◆ Objective
Sort through the entries below and pull out lines containing the word "source".

====

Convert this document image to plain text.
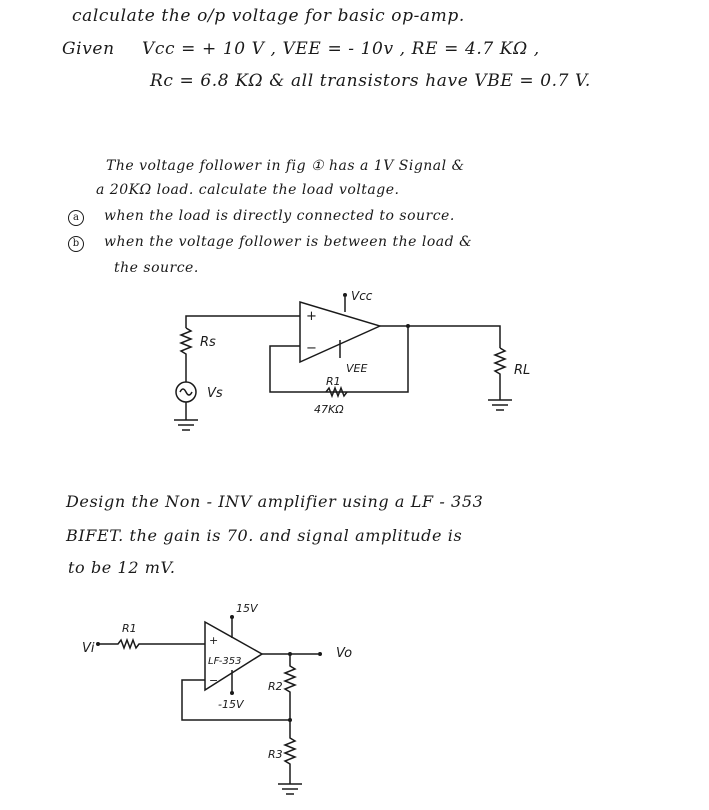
calculate the o/p voltage for basic op-amp.
Given Vcc = + 10 V , VEE = - 10v , RE = 4.7 KΩ ,
Rc = 6.8 KΩ & all transistors have VBE = 0.7 V.
The voltage follower in fig ① has a 1V Signal &
a 20KΩ load. calculate the load voltage.
a	when the load is directly connected to source.
b	when the voltage follower is between the load &
the source.
Vcc
VEE
+
−
Rs
Vs
R1
47KΩ
RL
Design the Non - INV amplifier using a LF - 353
BIFET. the gain is 70. and signal amplitude is
to be 12 mV.
15V
-15V
LF-353
+
−
Vi
R1
R2
R3
Vo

====

◆ Answer for the task
a	when the load is directly connected to source.
the source.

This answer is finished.